Copy, from the entries below, each line where the word "JSON" can be found.

--- INFORMATION SUPPLIED ---

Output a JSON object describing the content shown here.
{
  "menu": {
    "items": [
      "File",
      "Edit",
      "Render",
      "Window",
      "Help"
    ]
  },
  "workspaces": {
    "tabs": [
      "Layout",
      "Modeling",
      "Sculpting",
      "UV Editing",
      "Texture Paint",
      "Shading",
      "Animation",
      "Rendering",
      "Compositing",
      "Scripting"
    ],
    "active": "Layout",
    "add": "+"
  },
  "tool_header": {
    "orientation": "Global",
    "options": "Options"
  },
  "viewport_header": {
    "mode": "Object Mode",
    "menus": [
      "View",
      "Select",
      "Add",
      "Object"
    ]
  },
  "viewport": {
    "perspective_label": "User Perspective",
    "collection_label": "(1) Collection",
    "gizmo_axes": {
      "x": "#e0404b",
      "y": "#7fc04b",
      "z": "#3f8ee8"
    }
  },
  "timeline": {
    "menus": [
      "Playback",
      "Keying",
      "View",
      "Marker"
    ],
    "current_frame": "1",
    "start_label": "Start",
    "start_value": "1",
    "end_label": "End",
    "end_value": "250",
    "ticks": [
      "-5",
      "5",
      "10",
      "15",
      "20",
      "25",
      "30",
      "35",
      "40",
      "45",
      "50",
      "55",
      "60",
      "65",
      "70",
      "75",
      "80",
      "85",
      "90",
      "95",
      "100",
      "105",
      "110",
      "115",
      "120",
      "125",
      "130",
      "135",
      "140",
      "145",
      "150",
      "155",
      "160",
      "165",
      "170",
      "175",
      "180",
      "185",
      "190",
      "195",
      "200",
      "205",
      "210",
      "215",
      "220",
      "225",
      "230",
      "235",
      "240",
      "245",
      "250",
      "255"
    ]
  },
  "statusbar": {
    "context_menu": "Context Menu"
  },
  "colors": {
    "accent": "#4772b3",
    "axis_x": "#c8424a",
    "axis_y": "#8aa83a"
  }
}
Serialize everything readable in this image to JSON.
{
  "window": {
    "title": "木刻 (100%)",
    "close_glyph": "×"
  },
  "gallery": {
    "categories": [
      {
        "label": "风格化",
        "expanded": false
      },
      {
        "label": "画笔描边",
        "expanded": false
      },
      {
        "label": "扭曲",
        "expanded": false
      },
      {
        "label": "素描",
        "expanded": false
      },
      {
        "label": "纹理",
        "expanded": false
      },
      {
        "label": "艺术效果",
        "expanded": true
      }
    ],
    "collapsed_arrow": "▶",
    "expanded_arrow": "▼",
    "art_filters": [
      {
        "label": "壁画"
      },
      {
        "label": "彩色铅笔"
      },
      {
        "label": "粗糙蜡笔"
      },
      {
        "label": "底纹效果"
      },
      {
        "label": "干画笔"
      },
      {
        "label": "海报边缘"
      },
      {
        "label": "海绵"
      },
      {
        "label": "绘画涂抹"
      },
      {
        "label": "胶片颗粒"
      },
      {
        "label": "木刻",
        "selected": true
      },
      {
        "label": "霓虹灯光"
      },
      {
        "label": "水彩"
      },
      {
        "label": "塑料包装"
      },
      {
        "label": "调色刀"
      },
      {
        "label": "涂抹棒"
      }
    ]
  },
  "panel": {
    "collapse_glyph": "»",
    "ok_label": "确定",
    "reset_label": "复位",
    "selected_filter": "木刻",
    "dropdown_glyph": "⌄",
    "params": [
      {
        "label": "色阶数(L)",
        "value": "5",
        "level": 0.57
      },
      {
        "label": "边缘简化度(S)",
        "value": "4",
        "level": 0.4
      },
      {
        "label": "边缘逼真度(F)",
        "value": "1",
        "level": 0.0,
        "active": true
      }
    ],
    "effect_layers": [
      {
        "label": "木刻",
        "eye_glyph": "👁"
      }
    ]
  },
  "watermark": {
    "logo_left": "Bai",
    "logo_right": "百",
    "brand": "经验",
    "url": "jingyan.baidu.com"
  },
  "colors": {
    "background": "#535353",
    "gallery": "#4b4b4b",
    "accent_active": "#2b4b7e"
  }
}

---

| WRITTEN SOLUTION |
Output a JSON object describing the content shown here.
Serialize everything readable in this image to JSON.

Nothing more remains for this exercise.